Task goal:
Write out every entry exactly as it stands.

Given entries:
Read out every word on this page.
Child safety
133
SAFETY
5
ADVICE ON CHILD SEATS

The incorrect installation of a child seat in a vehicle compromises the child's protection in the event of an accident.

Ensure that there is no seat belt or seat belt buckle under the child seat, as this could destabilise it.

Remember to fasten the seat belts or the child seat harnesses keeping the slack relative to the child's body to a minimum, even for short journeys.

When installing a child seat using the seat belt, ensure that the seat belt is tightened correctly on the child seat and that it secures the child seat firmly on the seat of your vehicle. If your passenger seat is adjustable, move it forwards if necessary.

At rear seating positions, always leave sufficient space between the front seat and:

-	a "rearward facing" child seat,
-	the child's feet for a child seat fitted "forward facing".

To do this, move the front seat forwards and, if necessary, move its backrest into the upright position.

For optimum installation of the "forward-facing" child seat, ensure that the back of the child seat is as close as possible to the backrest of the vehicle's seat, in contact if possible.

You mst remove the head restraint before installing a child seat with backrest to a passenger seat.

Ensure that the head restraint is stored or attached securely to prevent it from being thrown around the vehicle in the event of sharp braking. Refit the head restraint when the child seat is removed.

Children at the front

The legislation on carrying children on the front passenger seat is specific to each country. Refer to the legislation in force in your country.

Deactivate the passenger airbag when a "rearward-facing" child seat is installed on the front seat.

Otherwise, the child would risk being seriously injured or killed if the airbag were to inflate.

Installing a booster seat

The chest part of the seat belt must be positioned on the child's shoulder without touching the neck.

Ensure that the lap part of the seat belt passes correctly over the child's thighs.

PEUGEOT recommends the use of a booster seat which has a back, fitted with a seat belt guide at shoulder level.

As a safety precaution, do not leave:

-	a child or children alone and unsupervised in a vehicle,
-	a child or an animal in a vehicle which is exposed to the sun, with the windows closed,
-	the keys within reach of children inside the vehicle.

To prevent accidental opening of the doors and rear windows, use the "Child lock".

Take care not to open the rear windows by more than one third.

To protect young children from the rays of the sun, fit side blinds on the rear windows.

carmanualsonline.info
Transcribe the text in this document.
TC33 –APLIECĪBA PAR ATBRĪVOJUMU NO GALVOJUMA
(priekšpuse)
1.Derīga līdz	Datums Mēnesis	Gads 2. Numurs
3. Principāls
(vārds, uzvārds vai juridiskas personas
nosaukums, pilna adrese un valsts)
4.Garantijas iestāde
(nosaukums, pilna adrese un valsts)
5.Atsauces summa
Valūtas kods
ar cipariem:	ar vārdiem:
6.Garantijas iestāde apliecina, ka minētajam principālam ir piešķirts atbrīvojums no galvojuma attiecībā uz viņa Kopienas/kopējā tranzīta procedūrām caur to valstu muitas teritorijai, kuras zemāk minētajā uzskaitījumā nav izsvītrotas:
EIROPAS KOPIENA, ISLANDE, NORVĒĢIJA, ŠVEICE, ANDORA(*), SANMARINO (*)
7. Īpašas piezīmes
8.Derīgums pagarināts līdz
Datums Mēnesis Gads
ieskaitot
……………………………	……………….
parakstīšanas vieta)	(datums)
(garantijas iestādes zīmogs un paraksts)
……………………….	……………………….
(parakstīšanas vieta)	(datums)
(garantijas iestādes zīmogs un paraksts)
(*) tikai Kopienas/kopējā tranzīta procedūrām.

Problem solution:
Read out every word on this page.
Child safety
133
SAFETY
5
ADVICE ON CHILD SEATS

The incorrect installation of a child seat in a vehicle compromises the child's protection in the event of an accident.

Ensure that there is no seat belt or seat belt buckle under the child seat, as this could destabilise it.

Remember to fasten the seat belts or the child seat harnesses keeping the slack relative to the child's body to a minimum, even for short journeys.

When installing a child seat using the seat belt, ensure that the seat belt is tightened correctly on the child seat and that it secures the child seat firmly on the seat of your vehicle. If your passenger seat is adjustable, move it forwards if necessary.

At rear seating positions, always leave sufficient space between the front seat and:

-	a "rearward facing" child seat,
-	the child's feet for a child seat fitted "forward facing".

To do this, move the front seat forwards and, if necessary, move its backrest into the upright position.

For optimum installation of the "forward-facing" child seat, ensure that the back of the child seat is as close as possible to the backrest of the vehicle's seat, in contact if possible.

You mst remove the head restraint before installing a child seat with backrest to a passenger seat.

Ensure that the head restraint is stored or attached securely to prevent it from being thrown around the vehicle in the event of sharp braking. Refit the head restraint when the child seat is removed.

Children at the front

The legislation on carrying children on the front passenger seat is specific to each country. Refer to the legislation in force in your country.

Deactivate the passenger airbag when a "rearward-facing" child seat is installed on the front seat.

Otherwise, the child would risk being seriously injured or killed if the airbag were to inflate.

Installing a booster seat

The chest part of the seat belt must be positioned on the child's shoulder without touching the neck.

Ensure that the lap part of the seat belt passes correctly over the child's thighs.

PEUGEOT recommends the use of a booster seat which has a back, fitted with a seat belt guide at shoulder level.

As a safety precaution, do not leave:

-	a child or children alone and unsupervised in a vehicle,
-	a child or an animal in a vehicle which is exposed to the sun, with the windows closed,
-	the keys within reach of children inside the vehicle.

To prevent accidental opening of the doors and rear windows, use the "Child lock".

Take care not to open the rear windows by more than one third.

To protect young children from the rays of the sun, fit side blinds on the rear windows.

carmanualsonline.info
Transcribe the text in this document.
TC33 –APLIECĪBA PAR ATBRĪVOJUMU NO GALVOJUMA
(priekšpuse)
1.Derīga līdz	Datums Mēnesis	Gads 2. Numurs
3. Principāls
(vārds, uzvārds vai juridiskas personas
nosaukums, pilna adrese un valsts)
4.Garantijas iestāde
(nosaukums, pilna adrese un valsts)
5.Atsauces summa
Valūtas kods
ar cipariem:	ar vārdiem:
6.Garantijas iestāde apliecina, ka minētajam principālam ir piešķirts atbrīvojums no galvojuma attiecībā uz viņa Kopienas/kopējā tranzīta procedūrām caur to valstu muitas teritorijai, kuras zemāk minētajā uzskaitījumā nav izsvītrotas:
EIROPAS KOPIENA, ISLANDE, NORVĒĢIJA, ŠVEICE, ANDORA(*), SANMARINO (*)
7. Īpašas piezīmes
8.Derīgums pagarināts līdz
Datums Mēnesis Gads
ieskaitot
……………………………	……………….
parakstīšanas vieta)	(datums)
(garantijas iestādes zīmogs un paraksts)
……………………….	……………………….
(parakstīšanas vieta)	(datums)
(garantijas iestādes zīmogs un paraksts)
(*) tikai Kopienas/kopējā tranzīta procedūrām.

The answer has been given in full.